INPUT FOR THIS TASK
━━━━━━━━━━━━━━━━━━━━━━━━━━━━━━

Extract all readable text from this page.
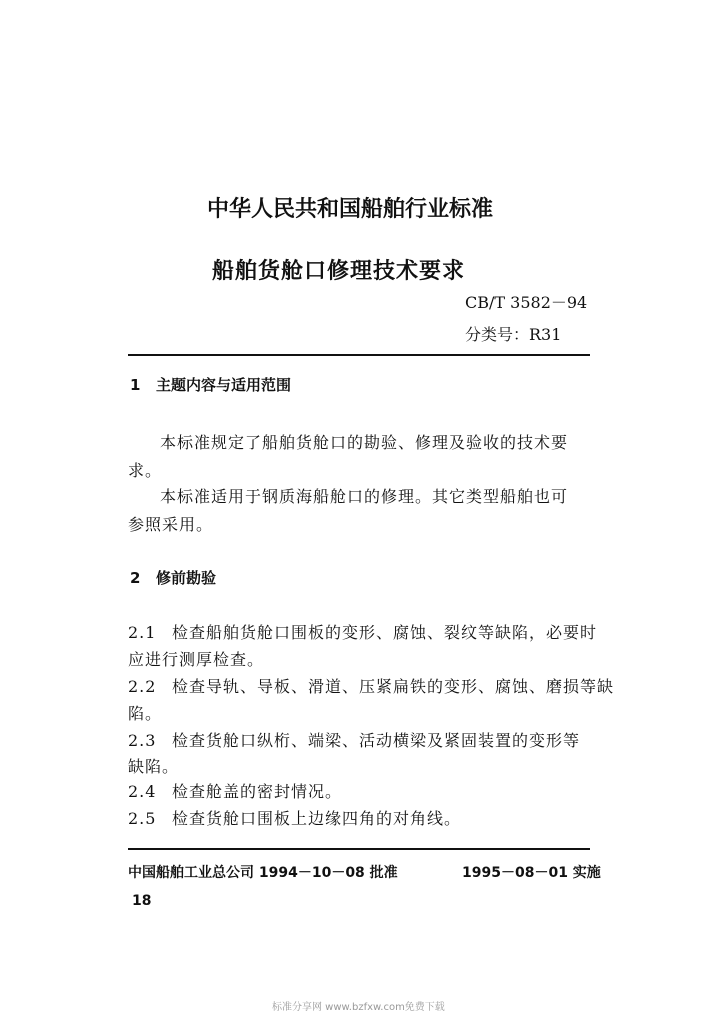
中华人民共和国船舶行业标准
船舶货舱口修理技术要求
CB/T 3582－94
分类号：R31
1 主题内容与适用范围
本标准规定了船舶货舱口的勘验、修理及验收的技术要
求。
本标准适用于钢质海船舱口的修理。其它类型船舶也可
参照采用。
2 修前勘验
2.1 检查船舶货舱口围板的变形、腐蚀、裂纹等缺陷，必要时
应进行测厚检查。
2.2 检查导轨、导板、滑道、压紧扁铁的变形、腐蚀、磨损等缺
陷。
2.3 检查货舱口纵桁、端梁、活动横梁及紧固装置的变形等
缺陷。
2.4 检查舱盖的密封情况。
2.5 检查货舱口围板上边缘四角的对角线。
中国船舶工业总公司 1994－10－08 批准	1995－08－01 实施
18
标准分享网 www.bzfxw.com免费下载
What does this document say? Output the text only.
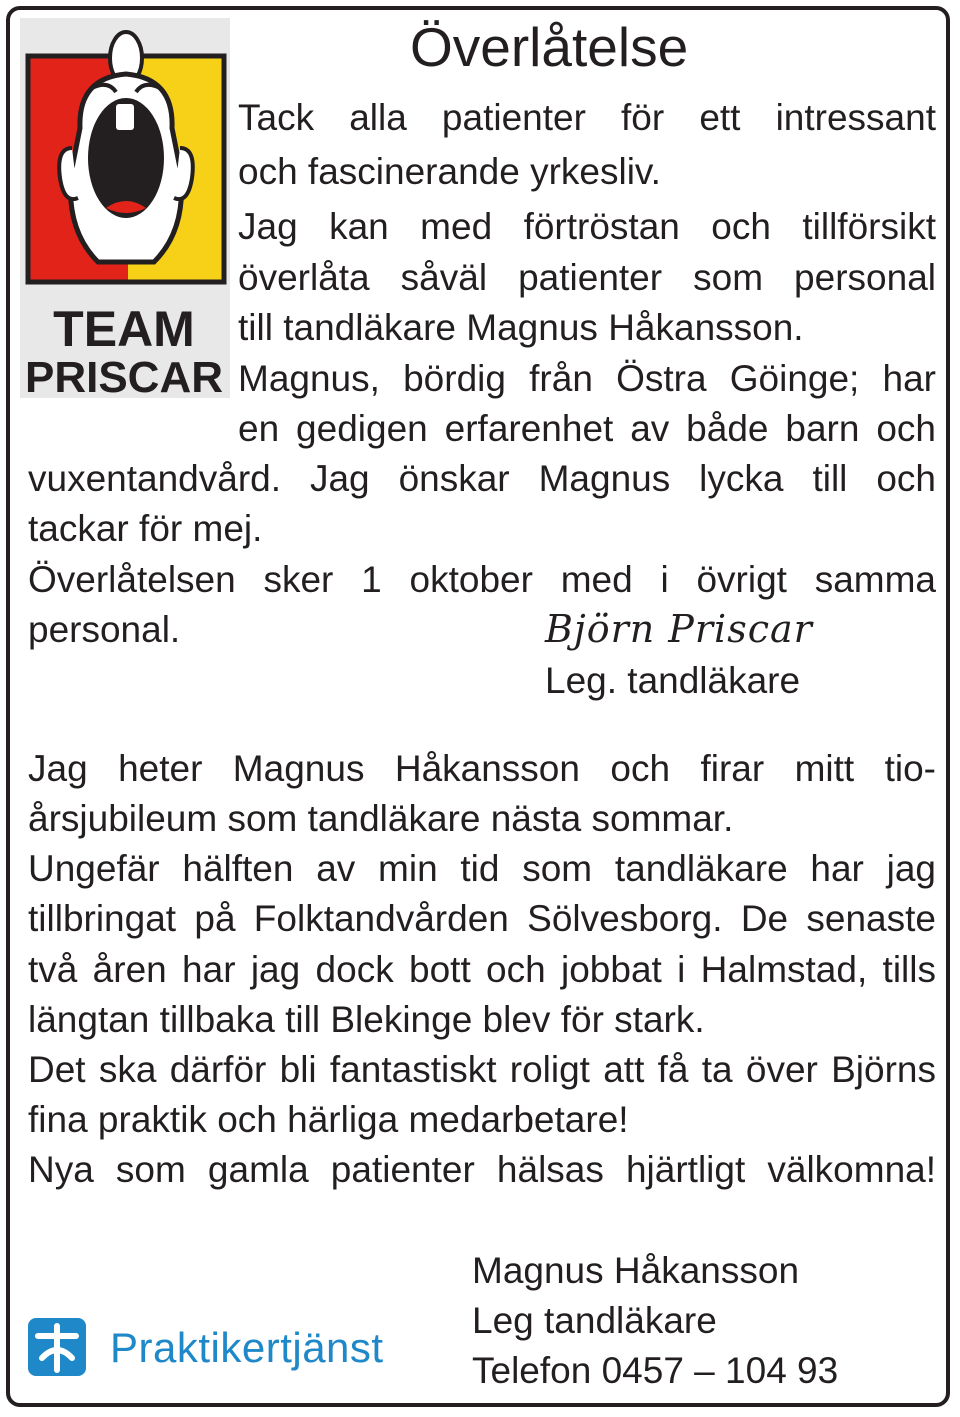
TEAM
PRISCAR
Överlåtelse
Tack alla patienter för ett intressant
och fascinerande yrkesliv.
Jag kan med förtröstan och tillförsikt
överlåta såväl patienter som personal
till tandläkare Magnus Håkansson.
Magnus, bördig från Östra Göinge; har
en gedigen erfarenhet av både barn och
vuxentandvård. Jag önskar Magnus lycka till och
tackar för mej.
Överlåtelsen sker 1 oktober med i övrigt samma
personal.	Björn Priscar
Leg. tandläkare
Jag heter Magnus Håkansson och firar mitt tio-
årsjubileum som tandläkare nästa sommar.
Ungefär hälften av min tid som tandläkare har jag
tillbringat på Folktandvården Sölvesborg. De senaste
två åren har jag dock bott och jobbat i Halmstad, tills
längtan tillbaka till Blekinge blev för stark.
Det ska därför bli fantastiskt roligt att få ta över Björns
fina praktik och härliga medarbetare!
Nya som gamla patienter hälsas hjärtligt välkomna!
Magnus Håkansson
Leg tandläkare
Telefon 0457 – 104 93
Praktikertjänst
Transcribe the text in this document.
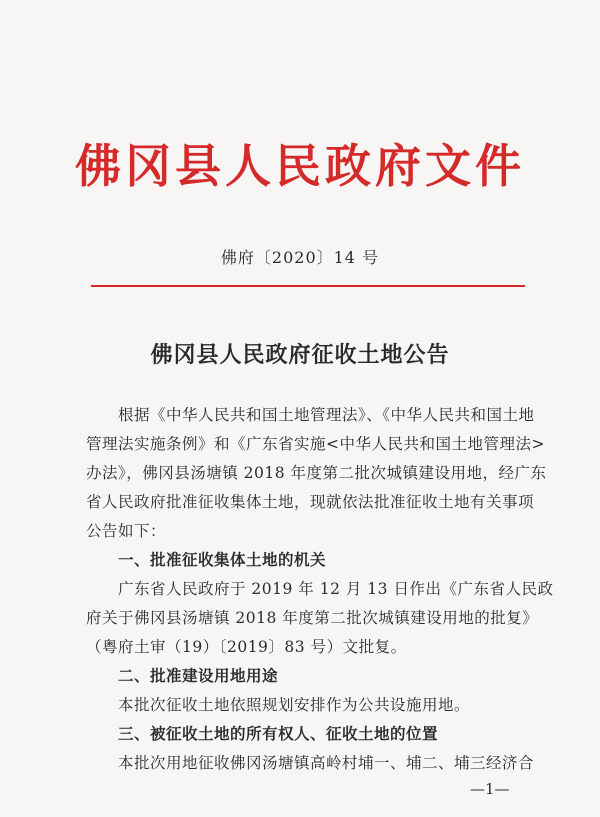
佛冈县人民政府文件
佛府〔2020〕14 号
佛冈县人民政府征收土地公告
根据《中华人民共和国土地管理法》、《中华人民共和国土地
管理法实施条例》和《广东省实施<中华人民共和国土地管理法>
办法》，佛冈县汤塘镇 2018 年度第二批次城镇建设用地，经广东
省人民政府批准征收集体土地，现就依法批准征收土地有关事项
公告如下：
一、批准征收集体土地的机关
广东省人民政府于 2019 年 12 月 13 日作出《广东省人民政
府关于佛冈县汤塘镇 2018 年度第二批次城镇建设用地的批复》
（粤府土审（19）〔2019〕83 号）文批复。
二、批准建设用地用途
本批次征收土地依照规划安排作为公共设施用地。
三、被征收土地的所有权人、征收土地的位置
本批次用地征收佛冈汤塘镇高岭村埔一、埔二、埔三经济合
—1—
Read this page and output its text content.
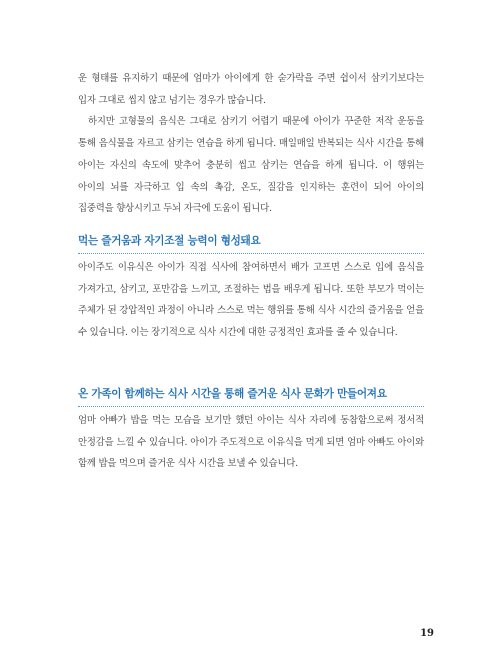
운 형태를 유지하기 때문에 엄마가 아이에게 한 숟가락을 주면 쉽이서 삼키기보다는 입자 그대로 씹지 않고 넘기는 경우가 많습니다.

하지만 고형물의 음식은 그대로 삼키기 어렵기 때문에 아이가 꾸준한 저작 운동을 통해 음식물을 자르고 삼키는 연습을 하게 됩니다. 매일매일 반복되는 식사 시간을 통해 아이는 자신의 속도에 맞추어 충분히 씹고 삼키는 연습을 하게 됩니다. 이 행위는 아이의 뇌를 자극하고 입 속의 촉감, 온도, 질감을 인지하는 훈련이 되어 아이의 집중력을 향상시키고 두뇌 자극에 도움이 됩니다.

먹는 즐거움과 자기조절 능력이 형성돼요

아이주도 이유식은 아이가 직접 식사에 참여하면서 배가 고프면 스스로 입에 음식을 가져가고, 삼키고, 포만감을 느끼고, 조절하는 법을 배우게 됩니다. 또한 부모가 먹이는 주체가 된 강압적인 과정이 아니라 스스로 먹는 행위를 통해 식사 시간의 즐거움을 얻을 수 있습니다. 이는 장기적으로 식사 시간에 대한 긍정적인 효과를 줄 수 있습니다.

온 가족이 함께하는 식사 시간을 통해 즐거운 식사 문화가 만들어져요

엄마 아빠가 밥을 먹는 모습을 보기만 했던 아이는 식사 자리에 동참함으로써 정서적 안정감을 느낄 수 있습니다. 아이가 주도적으로 이유식을 먹게 되면 엄마 아빠도 아이와 함께 밥을 먹으며 즐거운 식사 시간을 보낼 수 있습니다.

19
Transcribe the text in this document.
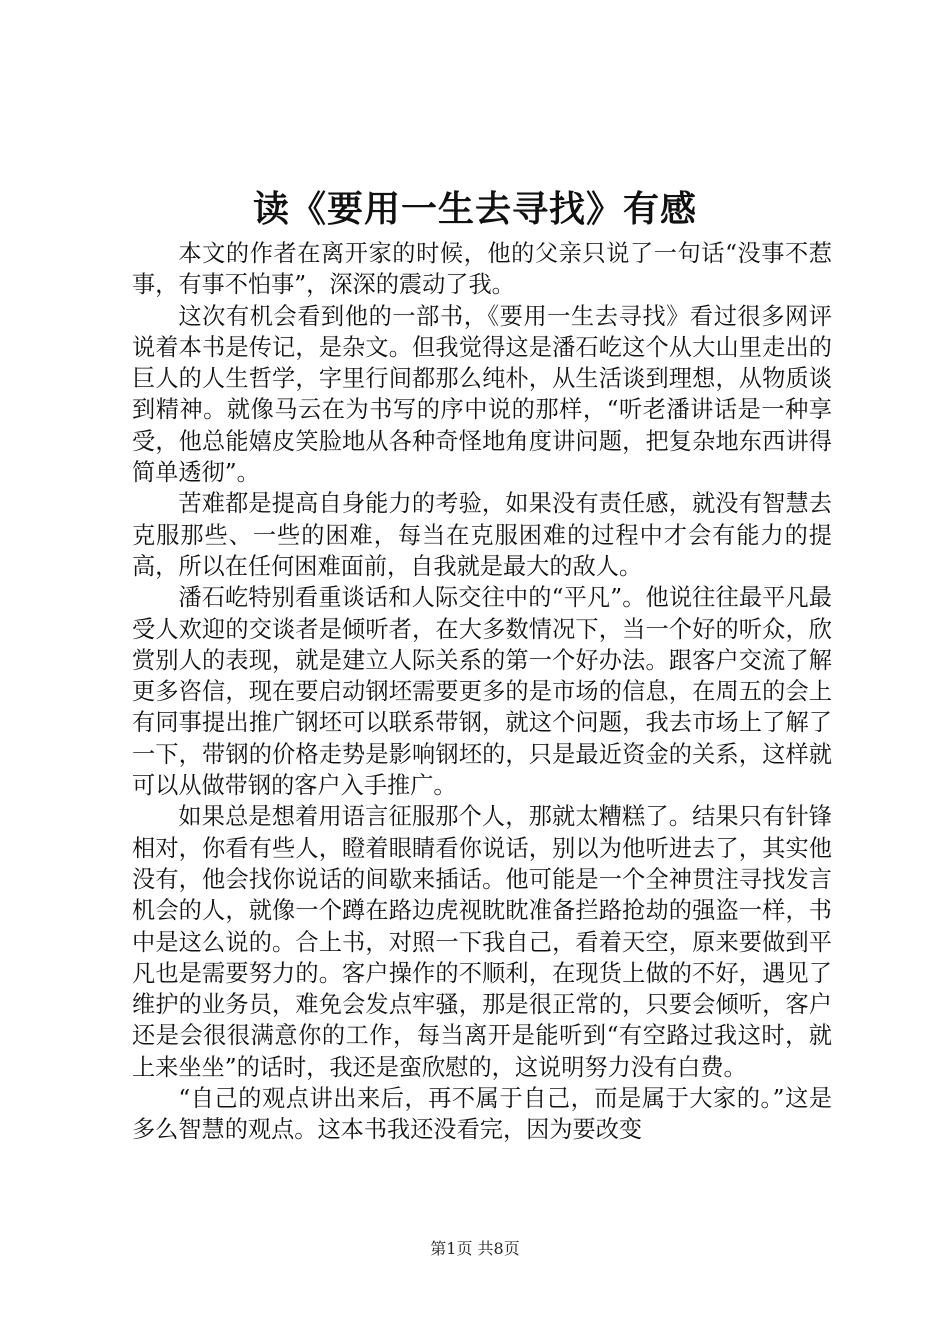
读《要用一生去寻找》有感

本文的作者在离开家的时候，他的父亲只说了一句话“没事不惹事，有事不怕事”，深深的震动了我。

这次有机会看到他的一部书，《要用一生去寻找》看过很多网评说着本书是传记，是杂文。但我觉得这是潘石屹这个从大山里走出的巨人的人生哲学，字里行间都那么纯朴，从生活谈到理想，从物质谈到精神。就像马云在为书写的序中说的那样，“听老潘讲话是一种享受，他总能嬉皮笑脸地从各种奇怪地角度讲问题，把复杂地东西讲得简单透彻”。

苦难都是提高自身能力的考验，如果没有责任感，就没有智慧去克服那些、一些的困难，每当在克服困难的过程中才会有能力的提高，所以在任何困难面前，自我就是最大的敌人。

潘石屹特别看重谈话和人际交往中的“平凡”。他说往往最平凡最受人欢迎的交谈者是倾听者，在大多数情况下，当一个好的听众，欣赏别人的表现，就是建立人际关系的第一个好办法。跟客户交流了解更多咨信，现在要启动钢坯需要更多的是市场的信息，在周五的会上有同事提出推广钢坯可以联系带钢，就这个问题，我去市场上了解了一下，带钢的价格走势是影响钢坯的，只是最近资金的关系，这样就可以从做带钢的客户入手推广。

如果总是想着用语言征服那个人，那就太糟糕了。结果只有针锋相对，你看有些人，瞪着眼睛看你说话，别以为他听进去了，其实他没有，他会找你说话的间歇来插话。他可能是一个全神贯注寻找发言机会的人，就像一个蹲在路边虎视眈眈准备拦路抢劫的强盗一样，书中是这么说的。合上书，对照一下我自己，看着天空，原来要做到平凡也是需要努力的。客户操作的不顺利，在现货上做的不好，遇见了维护的业务员，难免会发点牢骚，那是很正常的，只要会倾听，客户还是会很很满意你的工作，每当离开是能听到“有空路过我这时，就上来坐坐”的话时，我还是蛮欣慰的，这说明努力没有白费。

“自己的观点讲出来后，再不属于自己，而是属于大家的。”这是多么智慧的观点。这本书我还没看完，因为要改变

第1页 共8页
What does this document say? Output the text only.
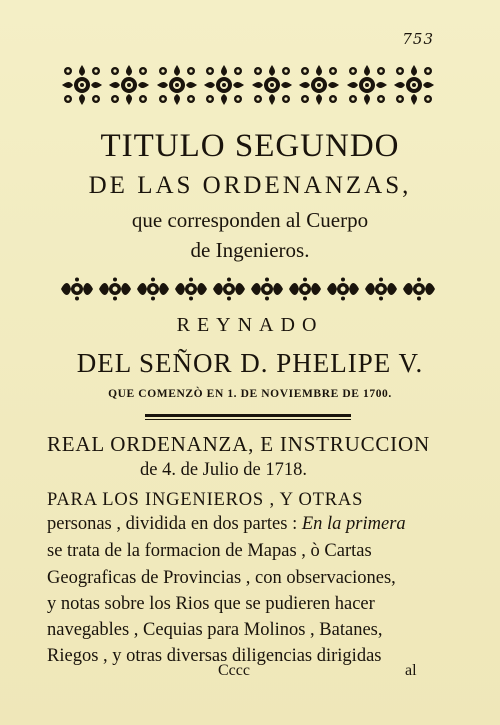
753
TITULO SEGUNDO
DE LAS ORDENANZAS,
que corresponden al Cuerpo
de Ingenieros.
REYNADO
DEL SEÑOR D. PHELIPE V.
QUE COMENZÒ EN 1. DE NOVIEMBRE DE 1700.
REAL ORDENANZA, E INSTRUCCION
de 4. de Julio de 1718.
PARA LOS INGENIEROS , Y OTRAS
personas , dividida en dos partes : En la primera
se trata de la formacion de Mapas , ò Cartas
Geograficas de Provincias , con observaciones,
y notas sobre los Rios que se pudieren hacer
navegables , Cequias para Molinos , Batanes,
Riegos , y otras diversas diligencias dirigidas
Cccc	al
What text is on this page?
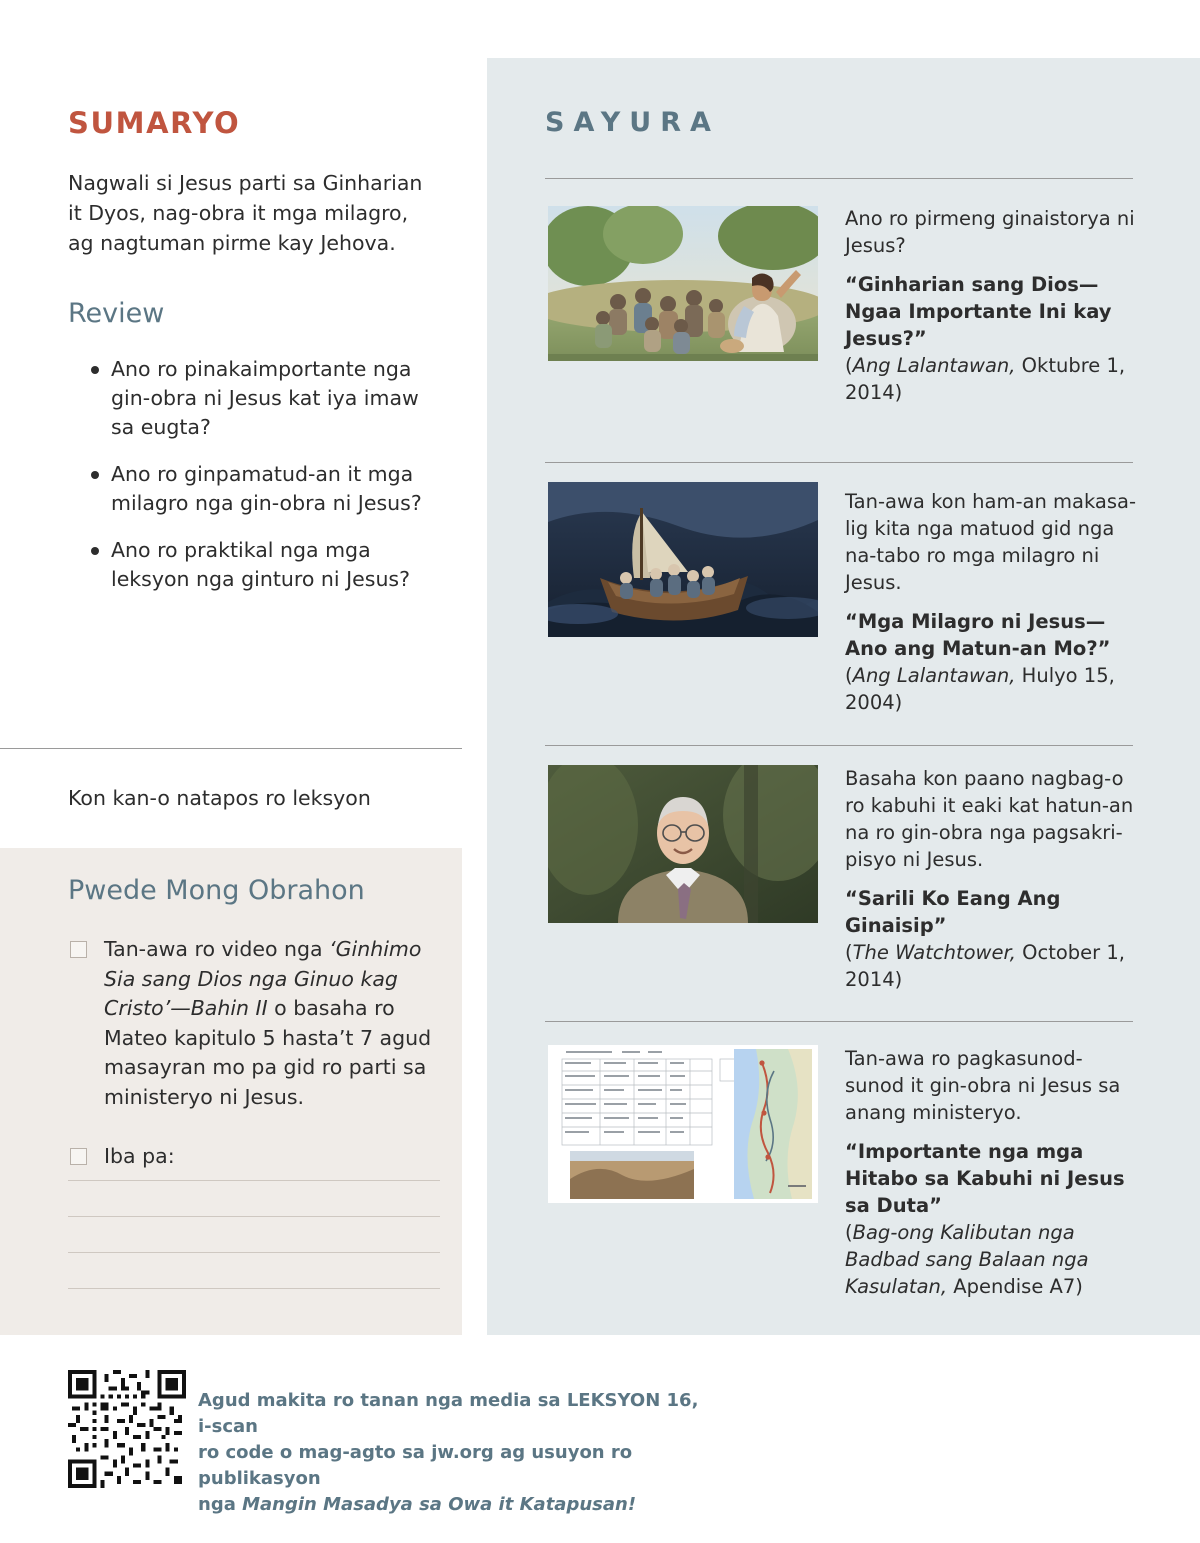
SUMARYO
Nagwali si Jesus parti sa Ginharian it Dyos, nag-obra it mga milagro, ag nagtuman pirme kay Jehova.
Review
Ano ro pinakaimportante nga gin-obra ni Jesus kat iya imaw sa eugta?
Ano ro ginpamatud-an it mga milagro nga gin-obra ni Jesus?
Ano ro praktikal nga mga leksyon nga ginturo ni Jesus?
Kon kan-o natapos ro leksyon
Pwede Mong Obrahon
Tan-awa ro video nga ‘Ginhimo Sia sang Dios nga Ginuo kag Cristo’—Bahin II o basaha ro Mateo kapitulo 5 hasta’t 7 agud masayran mo pa gid ro parti sa ministeryo ni Jesus.
Iba pa:
SAYURA
Ano ro pirmeng ginaistorya ni Jesus?
“Ginharian sang Dios—Ngaa Importante Ini kay Jesus?”
(Ang Lalantawan, Oktubre 1, 2014)
Tan-awa kon ham-an makasa-lig kita nga matuod gid nga na-tabo ro mga milagro ni Jesus.
“Mga Milagro ni Jesus—Ano ang Matun-an Mo?”
(Ang Lalantawan, Hulyo 15, 2004)
Basaha kon paano nagbag-o ro kabuhi it eaki kat hatun-an na ro gin-obra nga pagsakri-pisyo ni Jesus.
“Sarili Ko Eang Ang Ginaisip”
(The Watchtower, October 1, 2014)
Tan-awa ro pagkasunod-sunod it gin-obra ni Jesus sa anang ministeryo.
“Importante nga mga Hitabo sa Kabuhi ni Jesus sa Duta”
(Bag-ong Kalibutan nga Badbad sang Balaan nga Kasulatan, Apendise A7)
Agud makita ro tanan nga media sa LEKSYON 16, i-scan
ro code o mag-agto sa jw.org ag usuyon ro publikasyon
nga Mangin Masadya sa Owa it Katapusan!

━━━━━━━━━━━━━━━━━━━━━━━━━━━━━━

Within the data above, pick out all lines holding the word "Lalantawan".

THE RESULT
(Ang Lalantawan, Oktubre 1, 2014)
(Ang Lalantawan, Hulyo 15, 2004)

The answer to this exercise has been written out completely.